== MATERIAL PROVIDED ==

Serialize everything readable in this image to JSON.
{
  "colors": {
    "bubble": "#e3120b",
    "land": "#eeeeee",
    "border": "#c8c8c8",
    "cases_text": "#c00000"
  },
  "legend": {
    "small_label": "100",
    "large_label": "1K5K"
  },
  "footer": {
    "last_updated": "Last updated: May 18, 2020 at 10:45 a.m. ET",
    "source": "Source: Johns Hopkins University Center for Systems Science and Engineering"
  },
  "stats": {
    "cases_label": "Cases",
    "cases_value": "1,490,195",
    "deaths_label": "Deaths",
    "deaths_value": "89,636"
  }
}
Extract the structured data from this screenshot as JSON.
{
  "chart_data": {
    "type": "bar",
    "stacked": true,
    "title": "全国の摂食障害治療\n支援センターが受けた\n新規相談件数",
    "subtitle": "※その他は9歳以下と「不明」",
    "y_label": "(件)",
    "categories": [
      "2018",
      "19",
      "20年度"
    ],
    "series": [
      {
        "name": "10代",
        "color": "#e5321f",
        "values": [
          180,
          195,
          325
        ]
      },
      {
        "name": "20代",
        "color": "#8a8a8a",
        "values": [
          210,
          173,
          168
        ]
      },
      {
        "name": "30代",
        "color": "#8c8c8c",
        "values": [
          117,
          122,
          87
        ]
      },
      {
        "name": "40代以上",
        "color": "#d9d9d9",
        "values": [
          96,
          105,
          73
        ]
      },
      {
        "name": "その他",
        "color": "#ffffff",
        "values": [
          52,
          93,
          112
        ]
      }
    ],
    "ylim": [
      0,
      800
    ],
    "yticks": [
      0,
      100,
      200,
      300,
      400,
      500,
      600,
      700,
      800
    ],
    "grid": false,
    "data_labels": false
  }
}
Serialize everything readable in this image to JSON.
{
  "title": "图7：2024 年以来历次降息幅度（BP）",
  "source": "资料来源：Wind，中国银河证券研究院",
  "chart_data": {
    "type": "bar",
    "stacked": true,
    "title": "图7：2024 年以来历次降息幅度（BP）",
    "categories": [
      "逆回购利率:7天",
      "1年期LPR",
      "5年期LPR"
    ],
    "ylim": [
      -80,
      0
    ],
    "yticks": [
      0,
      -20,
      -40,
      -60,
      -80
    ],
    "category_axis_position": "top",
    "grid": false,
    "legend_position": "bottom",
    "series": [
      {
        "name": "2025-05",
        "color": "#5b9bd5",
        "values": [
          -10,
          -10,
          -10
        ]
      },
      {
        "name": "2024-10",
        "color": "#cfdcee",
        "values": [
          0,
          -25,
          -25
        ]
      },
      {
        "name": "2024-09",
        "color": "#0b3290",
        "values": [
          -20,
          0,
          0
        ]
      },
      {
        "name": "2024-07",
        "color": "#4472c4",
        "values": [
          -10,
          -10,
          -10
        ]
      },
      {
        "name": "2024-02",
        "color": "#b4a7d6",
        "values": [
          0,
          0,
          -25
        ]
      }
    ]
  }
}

===

* _THE PROBLEM_
What do the records say? Quote them all exactly.

* _ANSWER TO THIS PROBLEM_
Serialize everything readable in this image to JSON.
{
  "colors": {
    "bubble": "#e3120b",
    "land": "#eeeeee",
    "border": "#c8c8c8",
    "cases_text": "#c00000"
  },
  "legend": {
    "small_label": "100",
    "large_label": "1K5K"
  },
  "footer": {
    "last_updated": "Last updated: May 18, 2020 at 10:45 a.m. ET",
    "source": "Source: Johns Hopkins University Center for Systems Science and Engineering"
  },
  "stats": {
    "cases_label": "Cases",
    "cases_value": "1,490,195",
    "deaths_label": "Deaths",
    "deaths_value": "89,636"
  }
}
Extract the structured data from this screenshot as JSON.
{
  "chart_data": {
    "type": "bar",
    "stacked": true,
    "title": "全国の摂食障害治療\n支援センターが受けた\n新規相談件数",
    "subtitle": "※その他は9歳以下と「不明」",
    "y_label": "(件)",
    "categories": [
      "2018",
      "19",
      "20年度"
    ],
    "series": [
      {
        "name": "10代",
        "color": "#e5321f",
        "values": [
          180,
          195,
          325
        ]
      },
      {
        "name": "20代",
        "color": "#8a8a8a",
        "values": [
          210,
          173,
          168
        ]
      },
      {
        "name": "30代",
        "color": "#8c8c8c",
        "values": [
          117,
          122,
          87
        ]
      },
      {
        "name": "40代以上",
        "color": "#d9d9d9",
        "values": [
          96,
          105,
          73
        ]
      },
      {
        "name": "その他",
        "color": "#ffffff",
        "values": [
          52,
          93,
          112
        ]
      }
    ],
    "ylim": [
      0,
      800
    ],
    "yticks": [
      0,
      100,
      200,
      300,
      400,
      500,
      600,
      700,
      800
    ],
    "grid": false,
    "data_labels": false
  }
}
Serialize everything readable in this image to JSON.
{
  "title": "图7：2024 年以来历次降息幅度（BP）",
  "source": "资料来源：Wind，中国银河证券研究院",
  "chart_data": {
    "type": "bar",
    "stacked": true,
    "title": "图7：2024 年以来历次降息幅度（BP）",
    "categories": [
      "逆回购利率:7天",
      "1年期LPR",
      "5年期LPR"
    ],
    "ylim": [
      -80,
      0
    ],
    "yticks": [
      0,
      -20,
      -40,
      -60,
      -80
    ],
    "category_axis_position": "top",
    "grid": false,
    "legend_position": "bottom",
    "series": [
      {
        "name": "2025-05",
        "color": "#5b9bd5",
        "values": [
          -10,
          -10,
          -10
        ]
      },
      {
        "name": "2024-10",
        "color": "#cfdcee",
        "values": [
          0,
          -25,
          -25
        ]
      },
      {
        "name": "2024-09",
        "color": "#0b3290",
        "values": [
          -20,
          0,
          0
        ]
      },
      {
        "name": "2024-07",
        "color": "#4472c4",
        "values": [
          -10,
          -10,
          -10
        ]
      },
      {
        "name": "2024-02",
        "color": "#b4a7d6",
        "values": [
          0,
          0,
          -25
        ]
      }
    ]
  }
}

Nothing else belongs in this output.